- **Job**
Repeat each line of the material exactly.

:::

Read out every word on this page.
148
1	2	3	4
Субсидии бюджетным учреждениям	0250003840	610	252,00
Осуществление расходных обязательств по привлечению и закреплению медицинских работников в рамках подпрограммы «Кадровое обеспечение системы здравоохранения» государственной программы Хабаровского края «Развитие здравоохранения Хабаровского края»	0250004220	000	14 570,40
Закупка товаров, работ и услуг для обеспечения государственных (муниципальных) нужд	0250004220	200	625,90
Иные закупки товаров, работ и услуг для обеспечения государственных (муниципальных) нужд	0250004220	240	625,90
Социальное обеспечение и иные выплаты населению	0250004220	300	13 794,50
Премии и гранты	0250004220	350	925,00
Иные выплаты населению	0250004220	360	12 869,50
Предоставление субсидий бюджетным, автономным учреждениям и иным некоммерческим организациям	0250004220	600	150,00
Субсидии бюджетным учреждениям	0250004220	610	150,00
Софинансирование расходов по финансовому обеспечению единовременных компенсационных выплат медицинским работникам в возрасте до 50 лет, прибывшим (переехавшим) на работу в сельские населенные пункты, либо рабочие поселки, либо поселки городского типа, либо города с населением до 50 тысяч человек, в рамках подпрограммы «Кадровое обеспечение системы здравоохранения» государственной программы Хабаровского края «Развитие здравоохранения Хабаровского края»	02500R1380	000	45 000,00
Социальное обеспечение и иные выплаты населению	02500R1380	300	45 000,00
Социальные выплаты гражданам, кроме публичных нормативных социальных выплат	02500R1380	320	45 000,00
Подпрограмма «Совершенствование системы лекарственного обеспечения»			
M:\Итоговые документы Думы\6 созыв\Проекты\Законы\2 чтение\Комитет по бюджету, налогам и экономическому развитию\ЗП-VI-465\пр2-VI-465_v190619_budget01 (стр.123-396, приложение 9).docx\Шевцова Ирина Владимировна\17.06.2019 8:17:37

:::

- **Result of this task**
Read out every word on this page.
148
1	2	3	4
Субсидии бюджетным учреждениям	0250003840	610	252,00
Осуществление расходных обязательств по привлечению и закреплению медицинских работников в рамках подпрограммы «Кадровое обеспечение системы здравоохранения» государственной программы Хабаровского края «Развитие здравоохранения Хабаровского края»	0250004220	000	14 570,40
Закупка товаров, работ и услуг для обеспечения государственных (муниципальных) нужд	0250004220	200	625,90
Иные закупки товаров, работ и услуг для обеспечения государственных (муниципальных) нужд	0250004220	240	625,90
Социальное обеспечение и иные выплаты населению	0250004220	300	13 794,50
Премии и гранты	0250004220	350	925,00
Иные выплаты населению	0250004220	360	12 869,50
Предоставление субсидий бюджетным, автономным учреждениям и иным некоммерческим организациям	0250004220	600	150,00
Субсидии бюджетным учреждениям	0250004220	610	150,00
Софинансирование расходов по финансовому обеспечению единовременных компенсационных выплат медицинским работникам в возрасте до 50 лет, прибывшим (переехавшим) на работу в сельские населенные пункты, либо рабочие поселки, либо поселки городского типа, либо города с населением до 50 тысяч человек, в рамках подпрограммы «Кадровое обеспечение системы здравоохранения» государственной программы Хабаровского края «Развитие здравоохранения Хабаровского края»	02500R1380	000	45 000,00
Социальное обеспечение и иные выплаты населению	02500R1380	300	45 000,00
Социальные выплаты гражданам, кроме публичных нормативных социальных выплат	02500R1380	320	45 000,00
Подпрограмма «Совершенствование системы лекарственного обеспечения»			
M:\Итоговые документы Думы\6 созыв\Проекты\Законы\2 чтение\Комитет по бюджету, налогам и экономическому развитию\ЗП-VI-465\пр2-VI-465_v190619_budget01 (стр.123-396, приложение 9).docx\Шевцова Ирина Владимировна\17.06.2019 8:17:37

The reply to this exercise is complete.